How many lines in the items below contain the string "veicolo"? Reply with the number alone.

-- -- --

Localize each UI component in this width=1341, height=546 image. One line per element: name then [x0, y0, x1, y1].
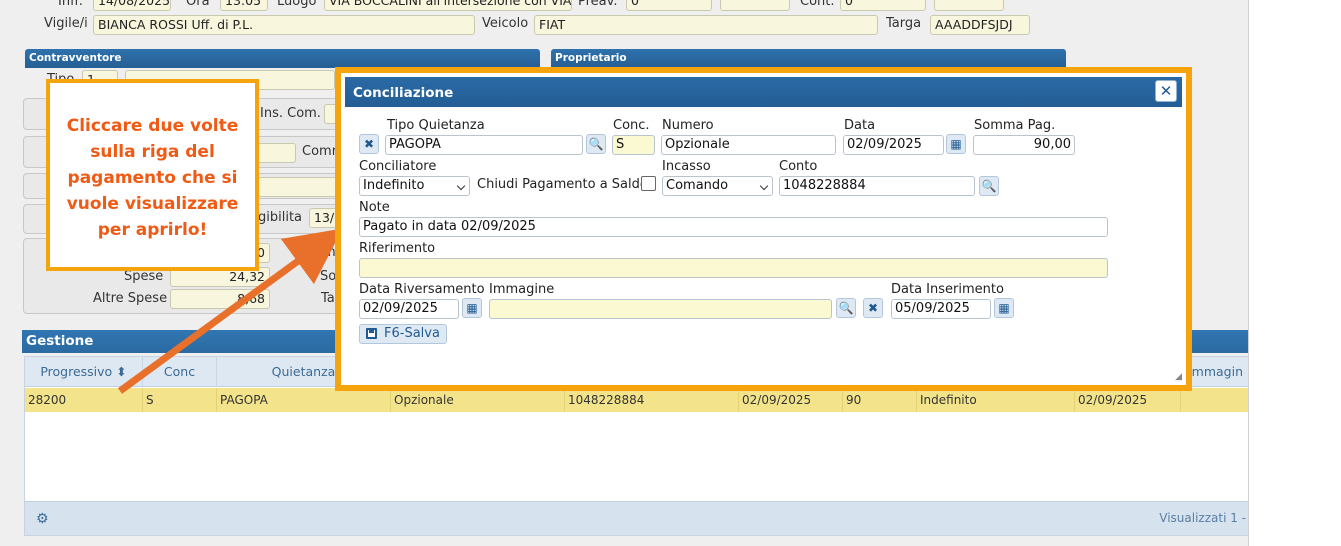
gestione-title: Gestione [26, 333, 94, 349]
data-input[interactable]: 02/09/2025 [843, 135, 944, 155]
riferimento-input[interactable] [359, 258, 1108, 278]
calendar-inserimento-icon[interactable]: ▦ [994, 298, 1014, 318]
close-icon[interactable]: ✕ [1155, 80, 1177, 102]
conc-input[interactable]: S [612, 135, 655, 155]
vigile-field[interactable]: BIANCA ROSSI Uff. di P.L. [93, 15, 475, 35]
conciliatore-label: Conciliatore [359, 159, 437, 174]
ora-field[interactable]: 13:05 [220, 0, 268, 11]
calendar-data-icon[interactable]: ▦ [946, 134, 966, 154]
save-button[interactable]: F6-Salva [359, 324, 447, 344]
save-button-label: F6-Salva [384, 326, 440, 341]
ins-com-label: Ins. Com. [260, 106, 321, 121]
veicolo-label: Veicolo [482, 16, 529, 31]
conto-input[interactable]: 1048228884 [779, 176, 975, 196]
preav-extra-field[interactable] [720, 0, 790, 11]
ora-label: Ora [186, 0, 210, 9]
luogo-field[interactable]: VIA BOCCALINI all'intersezione con VIA B… [324, 0, 572, 11]
preav-field[interactable]: 0 [626, 0, 712, 11]
riferimento-label: Riferimento [359, 241, 436, 256]
chiudi-pagamento-label: Chiudi Pagamento a Saldo [477, 177, 648, 192]
infr-label: Infr. [58, 0, 83, 9]
search-immagine-icon[interactable]: 🔍 [836, 298, 856, 318]
note-input[interactable]: Pagato in data 02/09/2025 [359, 217, 1108, 237]
gear-icon[interactable]: ⚙ [36, 511, 49, 527]
calendar-riversamento-icon[interactable]: ▦ [462, 298, 482, 318]
somma-pag-label: Somma Pag. [974, 118, 1056, 133]
tipo-quietanza-input[interactable]: PAGOPA [385, 135, 583, 155]
data-inserimento-input[interactable]: 05/09/2025 [891, 299, 991, 319]
incasso-label: Incasso [662, 159, 711, 174]
callout-line-3: pagamento che si [67, 168, 238, 188]
contravventore-header: Contravventore [25, 49, 540, 68]
callout-arrow-icon [117, 228, 343, 394]
data-riversamento-label: Data Riversamento [359, 282, 485, 297]
somma-pag-input[interactable]: 90,00 [973, 135, 1075, 155]
dialog-title: Conciliazione [353, 85, 454, 101]
grid-footer-count: Visualizzati 1 - [1159, 511, 1246, 525]
chiudi-pagamento-checkbox[interactable] [641, 176, 656, 191]
callout-line-4: vuole visualizzare [66, 194, 239, 214]
conto-label: Conto [779, 159, 818, 174]
cont-label: Cont. [800, 0, 835, 9]
col-progressivo-label: Progressivo [40, 364, 113, 379]
conc-label: Conc. [613, 118, 650, 133]
resize-handle-icon[interactable]: ◢ [1175, 372, 1182, 382]
dialog-titlebar: Conciliazione ✕ [345, 77, 1182, 107]
infr-date-field[interactable]: 14/08/2025 [93, 0, 171, 11]
veicolo-field[interactable]: FIAT [534, 15, 878, 35]
cell-conto: 1048228884 [565, 388, 739, 412]
cont-extra-field[interactable] [934, 0, 1004, 11]
callout-line-1: Cliccare due volte [66, 116, 239, 136]
conciliazione-dialog: Conciliazione ✕ Tipo Quietanza Conc. Num… [335, 67, 1192, 391]
cell-conciliatore: Indefinito [917, 388, 1075, 412]
floppy-icon [366, 328, 377, 339]
cell-data: 02/09/2025 [739, 388, 843, 412]
conciliatore-select[interactable]: Indefinito [359, 176, 470, 196]
incasso-select[interactable]: Comando [662, 176, 773, 196]
cell-numero: Opzionale [391, 388, 565, 412]
search-conto-icon[interactable]: 🔍 [979, 176, 999, 196]
targa-label: Targa [886, 16, 922, 31]
vigile-label: Vigile/i [44, 16, 88, 31]
numero-label: Numero [662, 118, 714, 133]
targa-field[interactable]: AAADDFSJDJ [930, 15, 1030, 35]
luogo-label: Luogo [277, 0, 317, 9]
note-label: Note [359, 200, 390, 215]
immagine-input[interactable] [489, 299, 832, 319]
col-immagine-label: Immagin [1187, 364, 1244, 379]
callout-line-2: sulla riga del [90, 142, 215, 162]
data-inserimento-label: Data Inserimento [891, 282, 1004, 297]
proprietario-header: Proprietario [551, 49, 1066, 68]
immagine-label: Immagine [489, 282, 555, 297]
cell-data-inserimento: 02/09/2025 [1075, 388, 1181, 412]
grid-footer: ⚙ Visualizzati 1 - [25, 501, 1248, 535]
preav-label: Preav. [578, 0, 618, 9]
data-riversamento-input[interactable]: 02/09/2025 [359, 299, 459, 319]
numero-input[interactable]: Opzionale [661, 135, 836, 155]
cell-somma: 90 [843, 388, 917, 412]
panel-row-3-field[interactable] [258, 177, 338, 197]
clear-immagine-icon[interactable]: ✖ [863, 298, 883, 318]
data-label: Data [844, 118, 876, 133]
clear-tipo-quietanza-icon[interactable]: ✖ [359, 134, 379, 154]
cont-field[interactable]: 0 [840, 0, 926, 11]
search-tipo-quietanza-icon[interactable]: 🔍 [586, 134, 606, 154]
tipo-quietanza-label: Tipo Quietanza [387, 118, 485, 133]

-- -- --

(Written answer):
2